Set task: Each entry needs to be restated exactly as written.

Material for this exercise:
----------------------------------------

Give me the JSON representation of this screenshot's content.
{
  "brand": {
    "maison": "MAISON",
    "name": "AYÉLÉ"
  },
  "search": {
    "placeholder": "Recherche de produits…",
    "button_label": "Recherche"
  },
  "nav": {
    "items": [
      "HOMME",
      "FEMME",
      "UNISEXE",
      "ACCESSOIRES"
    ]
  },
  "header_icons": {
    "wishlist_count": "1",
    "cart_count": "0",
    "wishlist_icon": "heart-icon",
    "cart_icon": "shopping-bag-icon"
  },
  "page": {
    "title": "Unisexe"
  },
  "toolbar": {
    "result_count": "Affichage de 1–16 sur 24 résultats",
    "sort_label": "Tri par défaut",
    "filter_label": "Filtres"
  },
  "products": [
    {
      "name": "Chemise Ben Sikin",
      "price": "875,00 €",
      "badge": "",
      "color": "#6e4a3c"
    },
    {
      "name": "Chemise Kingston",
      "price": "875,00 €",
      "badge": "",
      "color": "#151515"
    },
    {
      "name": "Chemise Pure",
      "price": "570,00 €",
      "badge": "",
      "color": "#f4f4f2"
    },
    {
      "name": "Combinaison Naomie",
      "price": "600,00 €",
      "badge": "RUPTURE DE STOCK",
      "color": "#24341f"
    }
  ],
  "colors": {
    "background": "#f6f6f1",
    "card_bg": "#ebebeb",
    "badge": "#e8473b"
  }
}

----------------------------------------

Exercise answer:
Give me the JSON representation of this screenshot's content.
{
  "brand": {
    "maison": "MAISON",
    "name": "AYÉLÉ"
  },
  "search": {
    "placeholder": "Recherche de produits…",
    "button_label": "Recherche"
  },
  "nav": {
    "items": [
      "HOMME",
      "FEMME",
      "UNISEXE",
      "ACCESSOIRES"
    ]
  },
  "header_icons": {
    "wishlist_count": "1",
    "cart_count": "0",
    "wishlist_icon": "heart-icon",
    "cart_icon": "shopping-bag-icon"
  },
  "page": {
    "title": "Unisexe"
  },
  "toolbar": {
    "result_count": "Affichage de 1–16 sur 24 résultats",
    "sort_label": "Tri par défaut",
    "filter_label": "Filtres"
  },
  "products": [
    {
      "name": "Chemise Ben Sikin",
      "price": "875,00 €",
      "badge": "",
      "color": "#6e4a3c"
    },
    {
      "name": "Chemise Kingston",
      "price": "875,00 €",
      "badge": "",
      "color": "#151515"
    },
    {
      "name": "Chemise Pure",
      "price": "570,00 €",
      "badge": "",
      "color": "#f4f4f2"
    },
    {
      "name": "Combinaison Naomie",
      "price": "600,00 €",
      "badge": "RUPTURE DE STOCK",
      "color": "#24341f"
    }
  ],
  "colors": {
    "background": "#f6f6f1",
    "card_bg": "#ebebeb",
    "badge": "#e8473b"
  }
}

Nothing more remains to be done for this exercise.